The full vorticity equation rewritten with streamfunction $\psi$ is \begin{align} &\overbrace{ \underbrace{\tfrac{\partial}{\partial t} (\nabla^2 \psi)}_{\text{Local change of relative vorticity } \zeta = \tfrac{\partial v}{\partial x} - \tfrac{\partial u}{\partial y}} + \underbrace{J(\psi, \nabla^2 \psi)}_{\text{Jacobian, Nonlinear advection of vorticity}} }^{\text{Material derivative } \tfrac{D\zeta}{Dt}} + \underbrace{\beta \psi_x}_{\text{Meridional advection of planetary vorticity}} \notag \\ &= \underbrace{\tfrac{f_0}{D} w_E}_{\text{Column Stretching/compression by Ekman pumping}} - \underbrace{r \nabla^2 \psi}_{\text{Linear bottom friction}} + \underbrace{k_H \nabla^4 \psi}_{\text{Horizontal friction}} \end{align} with \( J(A, B) = A_x B_y - A_y B_x \)

========================================

_SET OF TASKS_.
1/ Answer these from the vorticity equation text, one line each:
(a) Which term is labeled linear bottom friction?
(b) How is J(A, B) defined?
(c) What does the term β ψ_x represent?
2/ Decide whether each statement agrees with the vorticity equation text. Give yes or no for each, with the deciding words quoted.
(a) The Jacobian term stands for linear advection of vorticity.
(b) The Ekman pumping term describes column stretching or compression.
(c) The term with k_H is labeled bottom friction.
3/ Copy the vorticity equation text starting with "The full vorticity" and going on through "B_y - A_y B_x \)", changing "Horizontal friction" to "Lateral friction".

_GIVEN MATERIAL_.
========================================

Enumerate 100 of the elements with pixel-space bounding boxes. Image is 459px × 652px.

========================================

_LIST OF SOLUTIONS_.
1/
(a) r ∇²ψ
(b) J(A, B) = A_x B_y − A_y B_x
(c) Meridional advection of planetary vorticity

2/
(a) No: "Jacobian, Nonlinear advection of vorticity"
(b) Yes: "Column Stretching/compression by Ekman pumping"
(c) No: "Horizontal friction"

3/
The full vorticity equation rewritten with streamfunction $\psi$ is \begin{align} &\overbrace{ \underbrace{\tfrac{\partial}{\partial t} (\nabla^2 \psi)}_{\text{Local change of relative vorticity } \zeta = \tfrac{\partial v}{\partial x} - \tfrac{\partial u}{\partial y}} + \underbrace{J(\psi, \nabla^2 \psi)}_{\text{Jacobian, Nonlinear advection of vorticity}} }^{\text{Material derivative } \tfrac{D\zeta}{Dt}} + \underbrace{\beta \psi_x}_{\text{Meridional advection of planetary vorticity}} \notag \\ &= \underbrace{\tfrac{f_0}{D} w_E}_{\text{Column Stretching/compression by Ekman pumping}} - \underbrace{r \nabla^2 \psi}_{\text{Linear bottom friction}} + \underbrace{k_H \nabla^4 \psi}_{\text{Lateral friction}} \end{align} with \( J(A, B) = A_x B_y - A_y B_x \)